WORK TO COMPLETE | Read through the data and report every line in which the word "PAGE" occurs.

#### STORED RECORDS ####

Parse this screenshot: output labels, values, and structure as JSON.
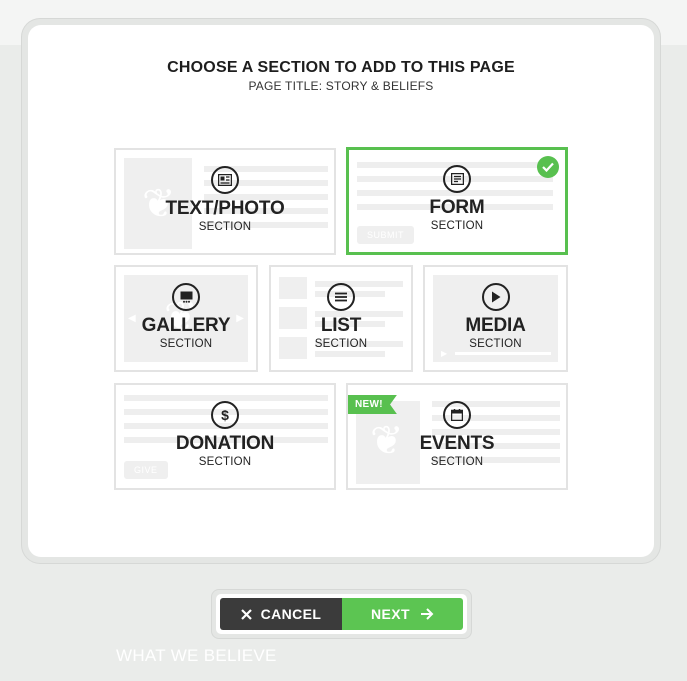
{
  "modal": {
    "title": "CHOOSE A SECTION TO ADD TO THIS PAGE",
    "subtitle": "PAGE TITLE: STORY & BELIEFS"
  },
  "sections": {
    "text_photo": {
      "title": "TEXT/PHOTO",
      "sub": "SECTION",
      "icon": "text-photo-icon"
    },
    "form": {
      "title": "FORM",
      "sub": "SECTION",
      "icon": "form-icon",
      "selected": true,
      "thumb_button": "SUBMIT"
    },
    "gallery": {
      "title": "GALLERY",
      "sub": "SECTION",
      "icon": "gallery-icon"
    },
    "list": {
      "title": "LIST",
      "sub": "SECTION",
      "icon": "list-icon"
    },
    "media": {
      "title": "MEDIA",
      "sub": "SECTION",
      "icon": "play-icon"
    },
    "donation": {
      "title": "DONATION",
      "sub": "SECTION",
      "icon": "dollar-icon",
      "thumb_button": "GIVE"
    },
    "events": {
      "title": "EVENTS",
      "sub": "SECTION",
      "icon": "calendar-icon",
      "badge": "NEW!"
    }
  },
  "buttons": {
    "cancel": "CANCEL",
    "next": "NEXT"
  },
  "background": {
    "footer_text": "WHAT WE BELIEVE"
  },
  "colors": {
    "accent": "#58c04f",
    "dark_button": "#3b3b3b",
    "text": "#222222"
  }
}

####

SOLUTION TO THE EXERCISE |
    "title": "CHOOSE A SECTION TO ADD TO THIS PAGE",
    "subtitle": "PAGE TITLE: STORY & BELIEFS"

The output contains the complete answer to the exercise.